*** MATERIAL FOR THIS TASK

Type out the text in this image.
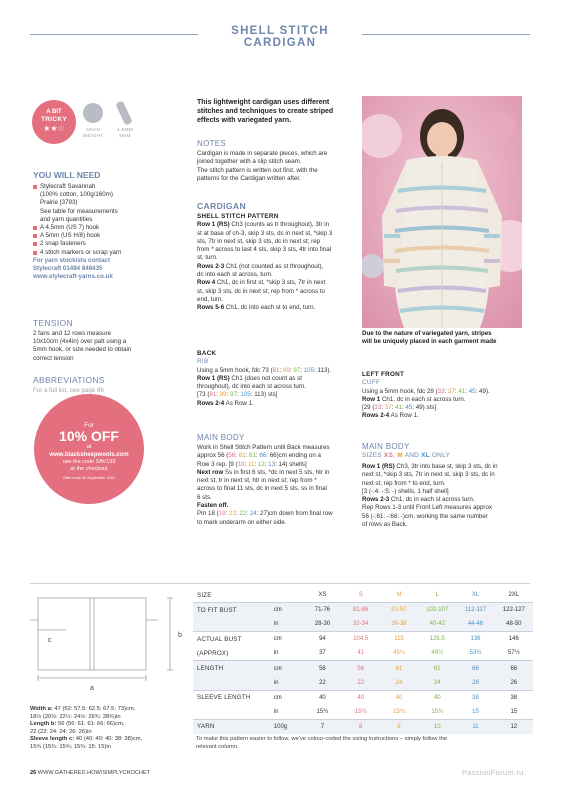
SHELL STITCH CARDIGAN
A BIT
TRICKY
★★☆	ARAN
WEIGHT
4.5MM
5MM
YOU WILL NEED
Stylecraft Savannah
(100% cotton, 100g/160m)
Prairie (3793)
See table for measurements
and yarn quantities
A 4.5mm (US 7) hook
A 5mm (US H/8) hook
2 snap fasteners
4 stitch markers or scrap yarn
For yarn stockists contact
Stylecraft 01484 848435
www.stylecraft-yarns.co.uk
TENSION
2 fans and 12 rows measure
10x10cm (4x4in) over patt using a
5mm hook, or size needed to obtain
correct tension
ABBREVIATIONS
For a full list, see page 86
For
10% OFF
at
www.blacksheepwools.com
use the code SAV139
at the checkout
Offer ends 30 September 2021
This lightweight cardigan uses different
stitches and techniques to create striped
effects with variegated yarn.
NOTES
Cardigan is made in separate pieces, which are
joined together with a slip stitch seam.
The stitch pattern is written out first, with the
patterns for the Cardigan written after.
CARDIGAN
SHELL STITCH PATTERN
Row 1 (RS) Ch3 (counts as tr throughout), 3tr in
st at base of ch-3, skip 3 sts, dc in next st, *skip 3
sts, 7tr in next st, skip 3 sts, dc in next st; rep
from * across to last 4 sts, skip 3 sts, 4tr into final
st, turn.
Rows 2-3 Ch1 (not counted as st throughout),
dc into each st across, turn.
Row 4 Ch1, dc in first st, *skip 3 sts, 7tr in next
st, skip 3 sts, dc in next st; rep from * across to
end, turn.
Rows 5-6 Ch1, dc into each st to end, turn.
BACK
RIB
Using a 5mm hook, fdc 73 (81: 89: 97: 105: 113).
Row 1 (RS) Ch1 (does not count as st
throughout), dc into each st across turn.
[73 (81: 89: 97: 105: 113) sts]
Rows 2-4 As Row 1.
MAIN BODY
Work in Shell Stitch Pattern until Back measures
approx 56 (56: 61: 61: 66: 66)cm ending on a
Row 3 rep. [9 (10: 11: 12: 13: 14) shells]
Next row Ss in first 6 sts, *dc in next 5 sts, htr in
next st, tr in next st, htr in next st; rep from *
across to final 11 sts, dc in next 5 sts, ss in final
6 sts.
Fasten off.
Pm 18 (19: 21: 22: 24: 27)cm down from final row
to mark underarm on either side.
Due to the nature of variegated yarn, stripes
will be uniquely placed in each garment made
LEFT FRONT
CUFF
Using a 5mm hook, fdc 29 (33: 37: 41: 45: 49).
Row 1 Ch1, dc in each st across turn.
[29 (33: 37: 41: 45: 49) sts]
Rows 2-4 As Row 1.
MAIN BODY
SIZES XS, M AND XL ONLY
Row 1 (RS) Ch3, 3tr into base st, skip 3 sts, dc in
next st, *skip 3 sts, 7tr in next st, skip 3 sts, dc in
next st; rep from * to end, turn.
[3 (-:4: -:5: -) shells, 1 half shell]
Rows 2-3 Ch1, dc in each st across turn.
Rep Rows 1-3 until Front Left measures approx
56 (-:61: -:66: -)cm, working the same number
of rows as Back.
a
b
c
Width a: 47 (52: 57.5: 62.5: 67.5: 73)cm,
18½ (20½: 22½: 24½: 26¾: 28¾)in
Length b: 56 (56: 61: 61: 66: 66)cm,
22 (22: 24: 24: 26: 26)in
Sleeve length c: 40 (40: 40: 40: 38: 38)cm,
15¾ (15¾: 15¾: 15¾: 15: 15)in
SIZE		XS	S	M	L	XL	2XL
TO FIT BUST	cm	71-76	81-86	91-97	102-107	112-117	122-127
	in	28-30	32-34	36-38	40-42	44-46	48-50
ACTUAL BUST	cm	94	104.5	115	125.5	136	146
(APPROX)	in	37	41	45¼	49¼	53½	57½
LENGTH	cm	56	56	61	61	66	66
	in	22	22	24	24	26	26
SLEEVE LENGTH	cm	40	40	40	40	38	38
	in	15¾	15¾	15¾	15¾	15	15
YARN	100g	7	8	9	10	11	12
To make this pattern easier to follow, we've colour-coded the sizing instructions – simply follow the
relevant column.
26 WWW.GATHERED.HOW/SIMPLYCROCHET	PassionForum.ru
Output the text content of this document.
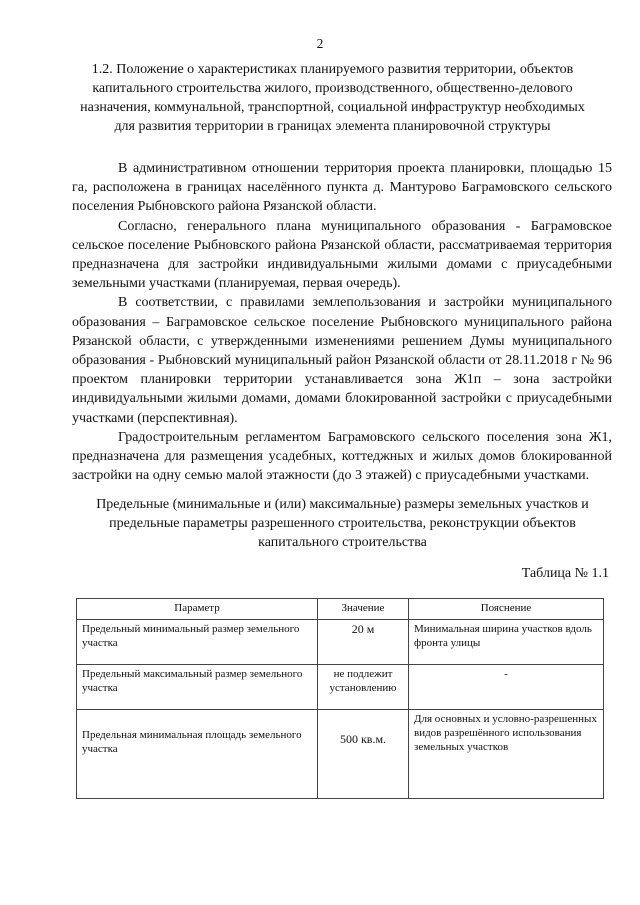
2
1.2. Положение о характеристиках планируемого развития территории, объектов капитального строительства жилого, производственного, общественно-делового назначения, коммунальной, транспортной, социальной инфраструктур необходимых для развития территории в границах элемента планировочной структуры

В административном отношении территория проекта планировки, площадью 15 га, расположена в границах населённого пункта д. Мантурово Баграмовского сельского поселения Рыбновского района Рязанской области.

Согласно, генерального плана муниципального образования - Баграмовское сельское поселение Рыбновского района Рязанской области, рассматриваемая территория предназначена для застройки индивидуальными жилыми домами с приусадебными земельными участками (планируемая, первая очередь).

В соответствии, с правилами землепользования и застройки муниципального образования – Баграмовское сельское поселение Рыбновского муниципального района Рязанской области, с утвержденными изменениями решением Думы муниципального образования - Рыбновский муниципальный район Рязанской области от 28.11.2018 г № 96 проектом планировки территории устанавливается зона Ж1п – зона застройки индивидуальными жилыми домами, домами блокированной застройки с приусадебными участками (перспективная).

Градостроительным регламентом Баграмовского сельского поселения зона Ж1, предназначена для размещения усадебных, коттеджных и жилых домов блокированной застройки на одну семью малой этажности (до 3 этажей) с приусадебными участками.

Предельные (минимальные и (или) максимальные) размеры земельных участков и предельные параметры разрешенного строительства, реконструкции объектов капитального строительства
Таблица № 1.1
Параметр	Значение	Пояснение
Предельный минимальный размер земельного участка	20 м	Минимальная ширина участков вдоль фронта улицы
Предельный максимальный размер земельного участка	не подлежит установлению	-
Предельная минимальная площадь земельного участка	500 кв.м.	Для основных и условно-разрешенных видов разрешённого использования земельных участков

******

EXERCISE TASK: Which lines contain "участков"? Copy each of them.

TASK SOLUTION:
Предельные (минимальные и (или) максимальные) размеры земельных участков и предельные параметры разрешенного строительства, реконструкции объектов капитального строительства
Предельный минимальный размер земельного участка	20 м	Минимальная ширина участков вдоль фронта улицы
Предельная минимальная площадь земельного участка	500 кв.м.	Для основных и условно-разрешенных видов разрешённого использования земельных участков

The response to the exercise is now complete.